**Given request:** Write out the listing below exactly, and omit any images you find in it.

--- Supplied material ---

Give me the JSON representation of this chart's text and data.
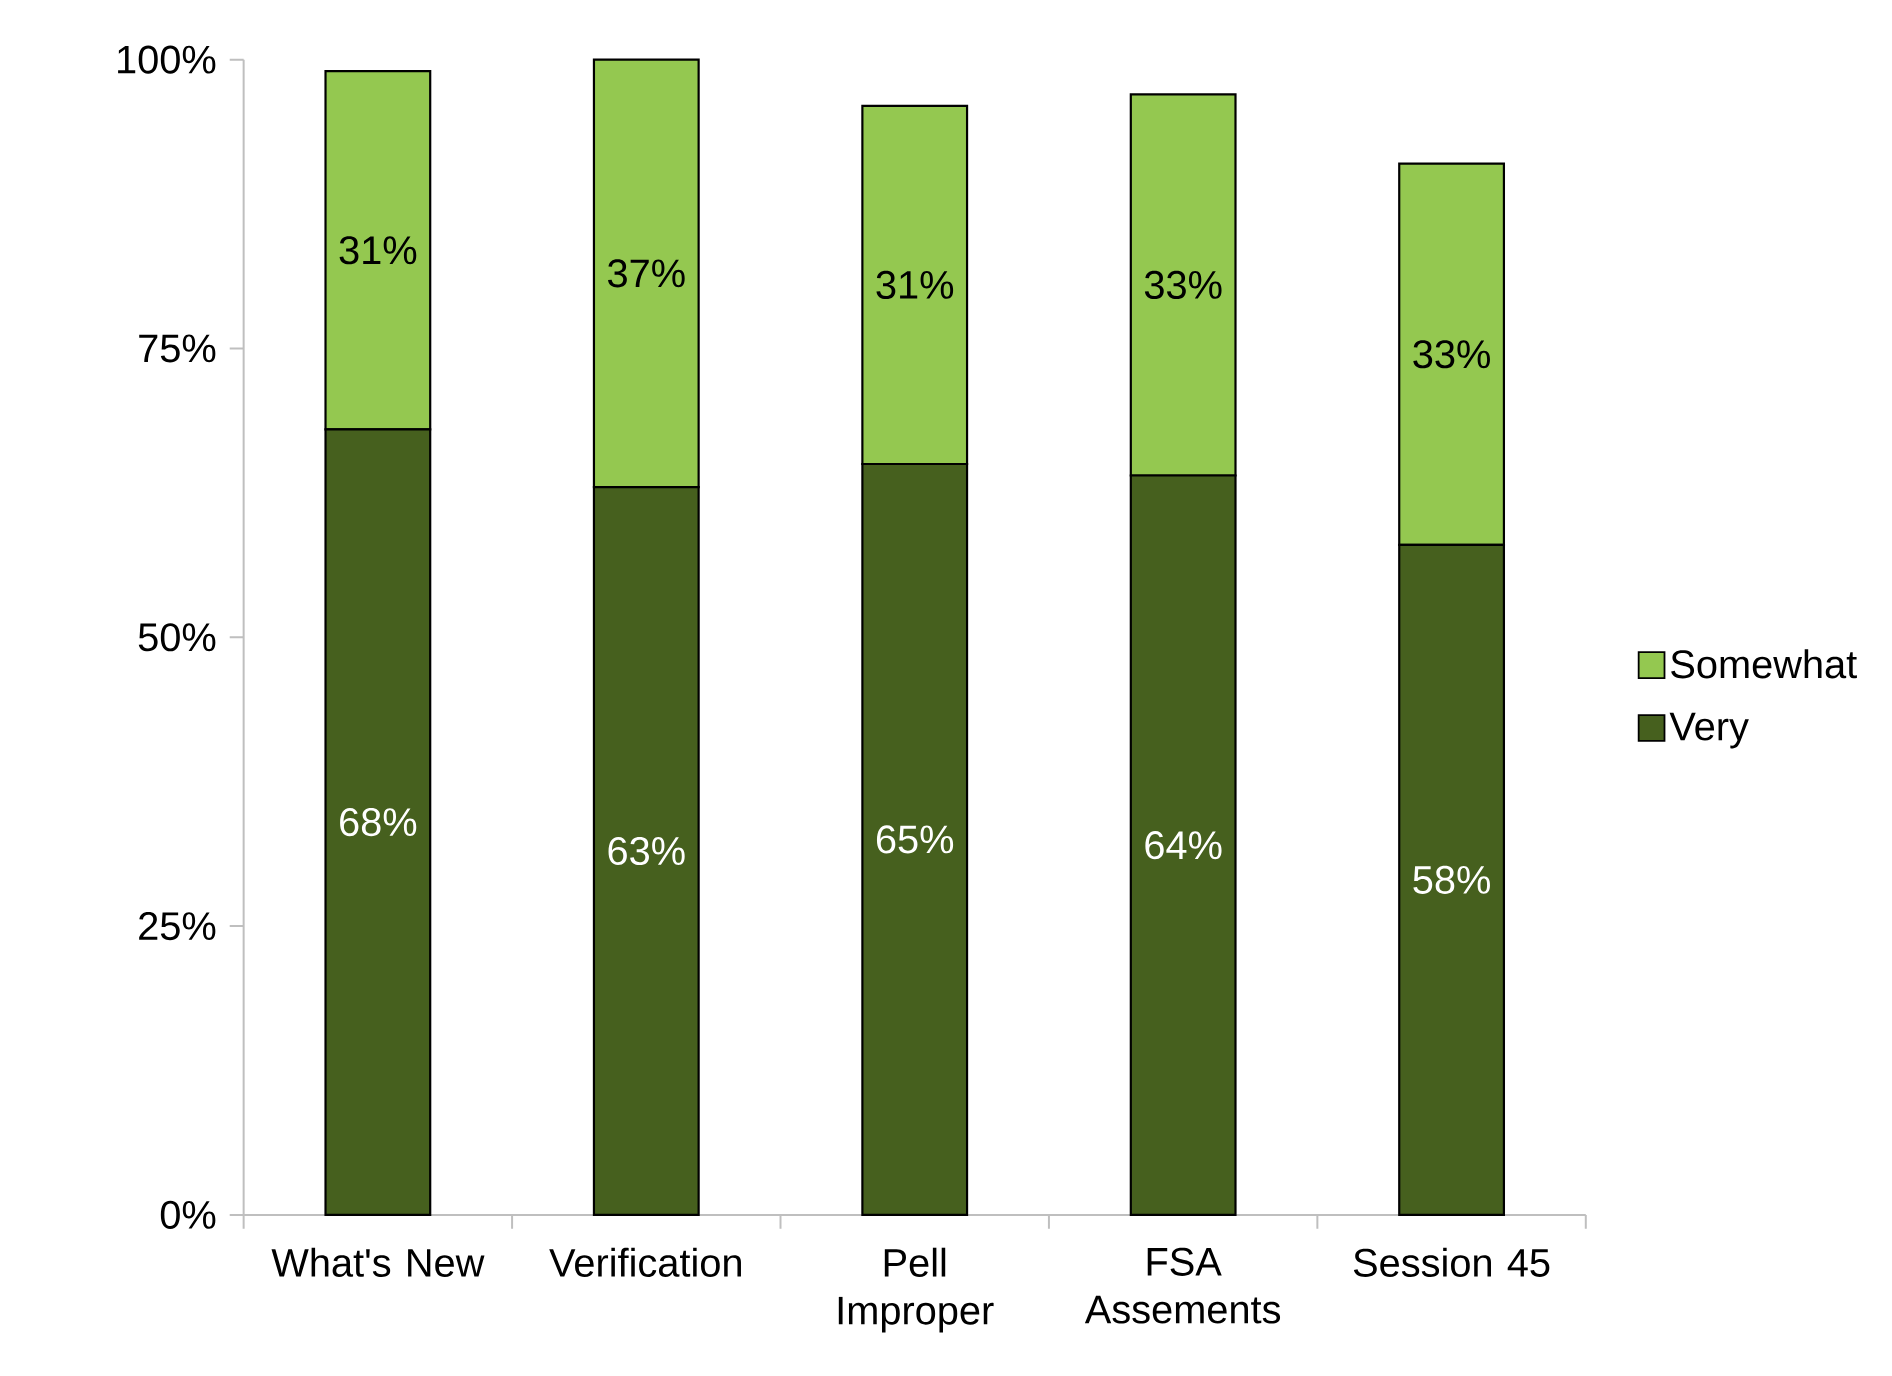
{
  "chart_data": {
    "type": "bar",
    "stacked": true,
    "categories": [
      "What's New",
      "Verification",
      "Pell Improper",
      "FSA Assements",
      "Session 45"
    ],
    "series": [
      {
        "name": "Very",
        "color": "#46601e",
        "values": [
          68,
          63,
          65,
          64,
          58
        ],
        "value_labels": [
          "68%",
          "63%",
          "65%",
          "64%",
          "58%"
        ]
      },
      {
        "name": "Somewhat",
        "color": "#94c850",
        "values": [
          31,
          37,
          31,
          33,
          33
        ],
        "value_labels": [
          "31%",
          "37%",
          "31%",
          "33%",
          "33%"
        ]
      }
    ],
    "ylim": [
      0,
      100
    ],
    "yticks": [
      {
        "value": 0,
        "label": "0%"
      },
      {
        "value": 25,
        "label": "25%"
      },
      {
        "value": 50,
        "label": "50%"
      },
      {
        "value": 75,
        "label": "75%"
      },
      {
        "value": 100,
        "label": "100%"
      }
    ],
    "legend": "right"
  }
}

---

**Solution for this task:**
Give me the JSON representation of this chart's text and data.
{
  "chart_data": {
    "type": "bar",
    "stacked": true,
    "categories": [
      "What's New",
      "Verification",
      "Pell Improper",
      "FSA Assements",
      "Session 45"
    ],
    "series": [
      {
        "name": "Very",
        "color": "#46601e",
        "values": [
          68,
          63,
          65,
          64,
          58
        ],
        "value_labels": [
          "68%",
          "63%",
          "65%",
          "64%",
          "58%"
        ]
      },
      {
        "name": "Somewhat",
        "color": "#94c850",
        "values": [
          31,
          37,
          31,
          33,
          33
        ],
        "value_labels": [
          "31%",
          "37%",
          "31%",
          "33%",
          "33%"
        ]
      }
    ],
    "ylim": [
      0,
      100
    ],
    "yticks": [
      {
        "value": 0,
        "label": "0%"
      },
      {
        "value": 25,
        "label": "25%"
      },
      {
        "value": 50,
        "label": "50%"
      },
      {
        "value": 75,
        "label": "75%"
      },
      {
        "value": 100,
        "label": "100%"
      }
    ],
    "legend": "right"
  }
}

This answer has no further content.